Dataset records

◆ ◆ ◆ ◆ ◆

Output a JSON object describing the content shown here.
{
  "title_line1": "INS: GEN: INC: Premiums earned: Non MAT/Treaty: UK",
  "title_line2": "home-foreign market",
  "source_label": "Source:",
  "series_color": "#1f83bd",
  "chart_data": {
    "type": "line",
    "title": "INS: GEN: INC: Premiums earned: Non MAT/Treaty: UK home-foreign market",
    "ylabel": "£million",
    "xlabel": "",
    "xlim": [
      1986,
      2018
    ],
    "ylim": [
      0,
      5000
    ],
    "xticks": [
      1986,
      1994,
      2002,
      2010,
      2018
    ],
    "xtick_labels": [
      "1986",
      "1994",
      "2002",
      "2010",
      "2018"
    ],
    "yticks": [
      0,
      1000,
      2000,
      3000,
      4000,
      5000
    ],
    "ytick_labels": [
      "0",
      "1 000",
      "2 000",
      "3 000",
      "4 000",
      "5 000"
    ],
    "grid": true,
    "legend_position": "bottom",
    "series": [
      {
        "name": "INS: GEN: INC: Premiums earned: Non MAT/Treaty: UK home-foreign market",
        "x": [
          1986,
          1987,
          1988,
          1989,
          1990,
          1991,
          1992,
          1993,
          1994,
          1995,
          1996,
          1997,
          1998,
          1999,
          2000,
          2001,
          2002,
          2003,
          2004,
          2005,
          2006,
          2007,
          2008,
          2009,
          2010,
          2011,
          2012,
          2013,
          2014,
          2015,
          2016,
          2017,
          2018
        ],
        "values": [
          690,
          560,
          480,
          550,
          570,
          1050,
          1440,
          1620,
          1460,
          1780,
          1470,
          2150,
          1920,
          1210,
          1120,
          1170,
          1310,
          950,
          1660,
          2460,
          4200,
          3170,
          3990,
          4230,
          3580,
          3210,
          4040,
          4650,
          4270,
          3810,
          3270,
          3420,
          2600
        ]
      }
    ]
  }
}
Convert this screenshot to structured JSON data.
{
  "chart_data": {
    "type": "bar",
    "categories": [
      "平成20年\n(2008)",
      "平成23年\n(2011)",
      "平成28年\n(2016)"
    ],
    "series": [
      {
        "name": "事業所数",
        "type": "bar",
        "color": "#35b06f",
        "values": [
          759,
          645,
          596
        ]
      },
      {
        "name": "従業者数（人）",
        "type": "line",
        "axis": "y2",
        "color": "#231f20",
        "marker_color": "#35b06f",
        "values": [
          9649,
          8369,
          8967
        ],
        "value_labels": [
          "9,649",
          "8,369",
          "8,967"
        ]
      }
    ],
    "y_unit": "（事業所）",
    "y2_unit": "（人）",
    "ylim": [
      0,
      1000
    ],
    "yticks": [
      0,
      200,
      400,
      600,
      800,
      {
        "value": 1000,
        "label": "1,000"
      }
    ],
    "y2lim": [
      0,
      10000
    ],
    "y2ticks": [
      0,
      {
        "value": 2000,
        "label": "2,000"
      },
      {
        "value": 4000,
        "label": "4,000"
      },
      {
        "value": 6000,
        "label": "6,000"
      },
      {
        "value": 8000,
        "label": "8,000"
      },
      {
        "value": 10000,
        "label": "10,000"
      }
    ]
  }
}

◆ ◆ ◆ ◆ ◆

__What to do__
Reproduce the whole listing word for word.

__Task output__
Output a JSON object describing the content shown here.
{
  "title_line1": "INS: GEN: INC: Premiums earned: Non MAT/Treaty: UK",
  "title_line2": "home-foreign market",
  "source_label": "Source:",
  "series_color": "#1f83bd",
  "chart_data": {
    "type": "line",
    "title": "INS: GEN: INC: Premiums earned: Non MAT/Treaty: UK home-foreign market",
    "ylabel": "£million",
    "xlabel": "",
    "xlim": [
      1986,
      2018
    ],
    "ylim": [
      0,
      5000
    ],
    "xticks": [
      1986,
      1994,
      2002,
      2010,
      2018
    ],
    "xtick_labels": [
      "1986",
      "1994",
      "2002",
      "2010",
      "2018"
    ],
    "yticks": [
      0,
      1000,
      2000,
      3000,
      4000,
      5000
    ],
    "ytick_labels": [
      "0",
      "1 000",
      "2 000",
      "3 000",
      "4 000",
      "5 000"
    ],
    "grid": true,
    "legend_position": "bottom",
    "series": [
      {
        "name": "INS: GEN: INC: Premiums earned: Non MAT/Treaty: UK home-foreign market",
        "x": [
          1986,
          1987,
          1988,
          1989,
          1990,
          1991,
          1992,
          1993,
          1994,
          1995,
          1996,
          1997,
          1998,
          1999,
          2000,
          2001,
          2002,
          2003,
          2004,
          2005,
          2006,
          2007,
          2008,
          2009,
          2010,
          2011,
          2012,
          2013,
          2014,
          2015,
          2016,
          2017,
          2018
        ],
        "values": [
          690,
          560,
          480,
          550,
          570,
          1050,
          1440,
          1620,
          1460,
          1780,
          1470,
          2150,
          1920,
          1210,
          1120,
          1170,
          1310,
          950,
          1660,
          2460,
          4200,
          3170,
          3990,
          4230,
          3580,
          3210,
          4040,
          4650,
          4270,
          3810,
          3270,
          3420,
          2600
        ]
      }
    ]
  }
}
Convert this screenshot to structured JSON data.
{
  "chart_data": {
    "type": "bar",
    "categories": [
      "平成20年\n(2008)",
      "平成23年\n(2011)",
      "平成28年\n(2016)"
    ],
    "series": [
      {
        "name": "事業所数",
        "type": "bar",
        "color": "#35b06f",
        "values": [
          759,
          645,
          596
        ]
      },
      {
        "name": "従業者数（人）",
        "type": "line",
        "axis": "y2",
        "color": "#231f20",
        "marker_color": "#35b06f",
        "values": [
          9649,
          8369,
          8967
        ],
        "value_labels": [
          "9,649",
          "8,369",
          "8,967"
        ]
      }
    ],
    "y_unit": "（事業所）",
    "y2_unit": "（人）",
    "ylim": [
      0,
      1000
    ],
    "yticks": [
      0,
      200,
      400,
      600,
      800,
      {
        "value": 1000,
        "label": "1,000"
      }
    ],
    "y2lim": [
      0,
      10000
    ],
    "y2ticks": [
      0,
      {
        "value": 2000,
        "label": "2,000"
      },
      {
        "value": 4000,
        "label": "4,000"
      },
      {
        "value": 6000,
        "label": "6,000"
      },
      {
        "value": 8000,
        "label": "8,000"
      },
      {
        "value": 10000,
        "label": "10,000"
      }
    ]
  }
}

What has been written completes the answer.